EXERCISE DESCRIPTION: Every line below that contains "Perpetual" is to be copied.
# # # #
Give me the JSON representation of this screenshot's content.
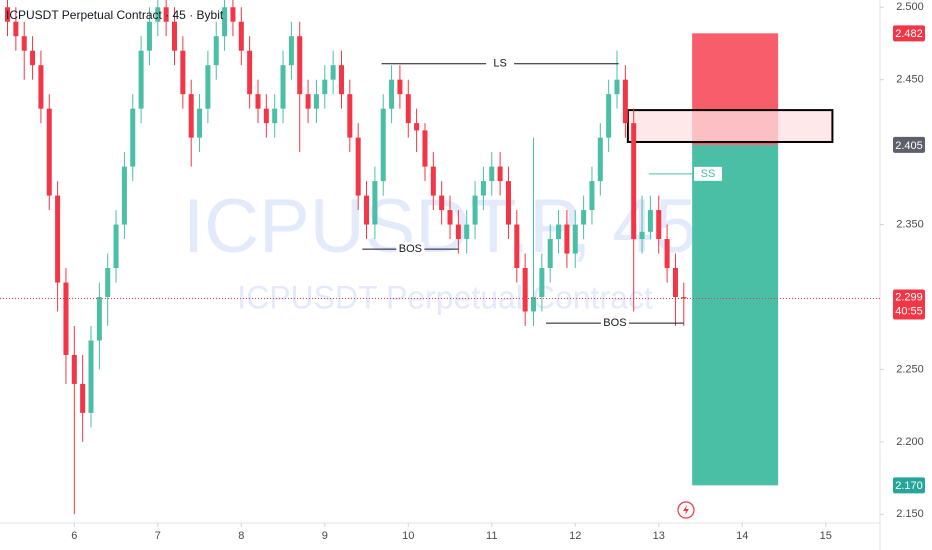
{
  "chart_data": {
    "type": "candlestick",
    "title": "ICPUSDT Perpetual Contract · 45 · Bybit",
    "watermark": "ICPUSDT.P, 45",
    "watermark_subtitle": "ICPUSDT Perpetual Contract",
    "up_color": "#4bbfa5",
    "down_color": "#f23645",
    "xlim": [
      5.11,
      15.65
    ],
    "ylim": [
      2.144,
      2.505
    ],
    "xticks": [
      6,
      7,
      8,
      9,
      10,
      11,
      12,
      13,
      14,
      15
    ],
    "yticks": [
      {
        "value": 2.5,
        "label": "2.500"
      },
      {
        "value": 2.45,
        "label": "2.450"
      },
      {
        "value": 2.35,
        "label": "2.350"
      },
      {
        "value": 2.25,
        "label": "2.250"
      },
      {
        "value": 2.2,
        "label": "2.200"
      },
      {
        "value": 2.15,
        "label": "2.150"
      }
    ],
    "x": [
      5.2,
      5.3,
      5.4,
      5.5,
      5.6,
      5.7,
      5.8,
      5.9,
      6.0,
      6.1,
      6.2,
      6.3,
      6.4,
      6.5,
      6.6,
      6.7,
      6.8,
      6.9,
      7.0,
      7.1,
      7.2,
      7.3,
      7.4,
      7.5,
      7.6,
      7.7,
      7.8,
      7.9,
      8.0,
      8.1,
      8.2,
      8.3,
      8.4,
      8.5,
      8.6,
      8.7,
      8.8,
      8.9,
      9.0,
      9.1,
      9.2,
      9.3,
      9.4,
      9.5,
      9.6,
      9.7,
      9.8,
      9.9,
      10.0,
      10.1,
      10.2,
      10.3,
      10.4,
      10.5,
      10.6,
      10.7,
      10.8,
      10.9,
      11.0,
      11.1,
      11.2,
      11.3,
      11.4,
      11.5,
      11.6,
      11.7,
      11.8,
      11.9,
      12.0,
      12.1,
      12.2,
      12.3,
      12.4,
      12.5,
      12.6,
      12.7,
      12.8,
      12.9,
      13.0,
      13.1,
      13.2,
      13.3
    ],
    "ohlc": [
      [
        2.5,
        2.51,
        2.48,
        2.49
      ],
      [
        2.49,
        2.5,
        2.47,
        2.48
      ],
      [
        2.48,
        2.49,
        2.45,
        2.47
      ],
      [
        2.47,
        2.48,
        2.45,
        2.46
      ],
      [
        2.46,
        2.47,
        2.42,
        2.43
      ],
      [
        2.43,
        2.44,
        2.36,
        2.37
      ],
      [
        2.37,
        2.38,
        2.29,
        2.31
      ],
      [
        2.31,
        2.32,
        2.24,
        2.26
      ],
      [
        2.26,
        2.28,
        2.15,
        2.24
      ],
      [
        2.24,
        2.26,
        2.2,
        2.22
      ],
      [
        2.22,
        2.28,
        2.21,
        2.27
      ],
      [
        2.27,
        2.31,
        2.25,
        2.3
      ],
      [
        2.3,
        2.33,
        2.28,
        2.32
      ],
      [
        2.32,
        2.36,
        2.31,
        2.35
      ],
      [
        2.35,
        2.4,
        2.34,
        2.39
      ],
      [
        2.39,
        2.44,
        2.38,
        2.43
      ],
      [
        2.43,
        2.48,
        2.42,
        2.47
      ],
      [
        2.47,
        2.5,
        2.46,
        2.49
      ],
      [
        2.49,
        2.51,
        2.48,
        2.5
      ],
      [
        2.5,
        2.51,
        2.48,
        2.49
      ],
      [
        2.49,
        2.5,
        2.46,
        2.47
      ],
      [
        2.47,
        2.48,
        2.43,
        2.44
      ],
      [
        2.44,
        2.45,
        2.39,
        2.41
      ],
      [
        2.41,
        2.44,
        2.4,
        2.43
      ],
      [
        2.43,
        2.47,
        2.42,
        2.46
      ],
      [
        2.46,
        2.49,
        2.45,
        2.48
      ],
      [
        2.48,
        2.51,
        2.47,
        2.5
      ],
      [
        2.5,
        2.51,
        2.48,
        2.49
      ],
      [
        2.49,
        2.5,
        2.46,
        2.47
      ],
      [
        2.47,
        2.48,
        2.43,
        2.44
      ],
      [
        2.44,
        2.45,
        2.42,
        2.43
      ],
      [
        2.43,
        2.44,
        2.41,
        2.42
      ],
      [
        2.42,
        2.44,
        2.41,
        2.43
      ],
      [
        2.43,
        2.47,
        2.42,
        2.46
      ],
      [
        2.46,
        2.49,
        2.45,
        2.48
      ],
      [
        2.48,
        2.49,
        2.4,
        2.44
      ],
      [
        2.44,
        2.45,
        2.42,
        2.43
      ],
      [
        2.43,
        2.45,
        2.42,
        2.44
      ],
      [
        2.44,
        2.46,
        2.43,
        2.45
      ],
      [
        2.45,
        2.47,
        2.44,
        2.46
      ],
      [
        2.46,
        2.47,
        2.43,
        2.44
      ],
      [
        2.44,
        2.45,
        2.4,
        2.41
      ],
      [
        2.41,
        2.42,
        2.36,
        2.37
      ],
      [
        2.37,
        2.38,
        2.34,
        2.35
      ],
      [
        2.35,
        2.39,
        2.34,
        2.38
      ],
      [
        2.38,
        2.44,
        2.37,
        2.43
      ],
      [
        2.43,
        2.46,
        2.42,
        2.45
      ],
      [
        2.45,
        2.46,
        2.43,
        2.44
      ],
      [
        2.44,
        2.45,
        2.41,
        2.42
      ],
      [
        2.42,
        2.43,
        2.4,
        2.415
      ],
      [
        2.415,
        2.42,
        2.38,
        2.39
      ],
      [
        2.39,
        2.4,
        2.36,
        2.37
      ],
      [
        2.37,
        2.38,
        2.35,
        2.36
      ],
      [
        2.36,
        2.37,
        2.34,
        2.35
      ],
      [
        2.35,
        2.36,
        2.33,
        2.34
      ],
      [
        2.34,
        2.36,
        2.33,
        2.35
      ],
      [
        2.35,
        2.38,
        2.34,
        2.37
      ],
      [
        2.37,
        2.39,
        2.36,
        2.38
      ],
      [
        2.38,
        2.4,
        2.37,
        2.39
      ],
      [
        2.39,
        2.4,
        2.37,
        2.38
      ],
      [
        2.38,
        2.39,
        2.34,
        2.35
      ],
      [
        2.35,
        2.36,
        2.31,
        2.32
      ],
      [
        2.32,
        2.33,
        2.28,
        2.29
      ],
      [
        2.29,
        2.41,
        2.28,
        2.3
      ],
      [
        2.3,
        2.33,
        2.29,
        2.32
      ],
      [
        2.32,
        2.35,
        2.31,
        2.34
      ],
      [
        2.34,
        2.36,
        2.33,
        2.35
      ],
      [
        2.35,
        2.36,
        2.32,
        2.33
      ],
      [
        2.33,
        2.36,
        2.32,
        2.35
      ],
      [
        2.35,
        2.37,
        2.34,
        2.36
      ],
      [
        2.36,
        2.39,
        2.35,
        2.38
      ],
      [
        2.38,
        2.42,
        2.37,
        2.41
      ],
      [
        2.41,
        2.45,
        2.4,
        2.44
      ],
      [
        2.44,
        2.47,
        2.43,
        2.45
      ],
      [
        2.45,
        2.46,
        2.41,
        2.42
      ],
      [
        2.42,
        2.43,
        2.29,
        2.34
      ],
      [
        2.34,
        2.37,
        2.33,
        2.345
      ],
      [
        2.345,
        2.37,
        2.34,
        2.36
      ],
      [
        2.36,
        2.37,
        2.33,
        2.34
      ],
      [
        2.34,
        2.35,
        2.31,
        2.32
      ],
      [
        2.32,
        2.33,
        2.28,
        2.3
      ],
      [
        2.3,
        2.31,
        2.28,
        2.299
      ]
    ],
    "annotations": [
      {
        "label": "LS",
        "y": 2.461,
        "x": [
          9.68,
          12.52
        ],
        "color": "#131722"
      },
      {
        "label": "BOS",
        "y": 2.333,
        "x": [
          9.45,
          10.6
        ],
        "color": "#131722"
      },
      {
        "label": "BOS",
        "y": 2.282,
        "x": [
          11.65,
          13.3
        ],
        "color": "#131722"
      },
      {
        "label": "SS",
        "y": 2.385,
        "x": [
          12.88,
          14.3
        ],
        "color": "#4bbfa5"
      }
    ],
    "zones": [
      {
        "x": [
          13.4,
          14.43
        ],
        "y": [
          2.17,
          2.405
        ],
        "color": "#4bbfa5"
      },
      {
        "x": [
          13.4,
          14.43
        ],
        "y": [
          2.405,
          2.482
        ],
        "color": "#f75d6a"
      },
      {
        "x": [
          12.63,
          15.08
        ],
        "y": [
          2.407,
          2.429
        ],
        "color": "#fde0e3"
      }
    ],
    "price_labels": [
      {
        "value": 2.482,
        "label": "2.482",
        "color": "#f23645"
      },
      {
        "value": 2.405,
        "label": "2.405",
        "color": "#5d606b"
      },
      {
        "value": 2.17,
        "label": "2.170",
        "color": "#26a69a"
      }
    ],
    "last_price": {
      "value": 2.299,
      "label": "2.299",
      "countdown": "40:55",
      "color": "#f23645"
    }
  }
}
# # # #
RESPONSE TO THE TASK:
    "title": "ICPUSDT Perpetual Contract · 45 · Bybit",
    "watermark_subtitle": "ICPUSDT Perpetual Contract",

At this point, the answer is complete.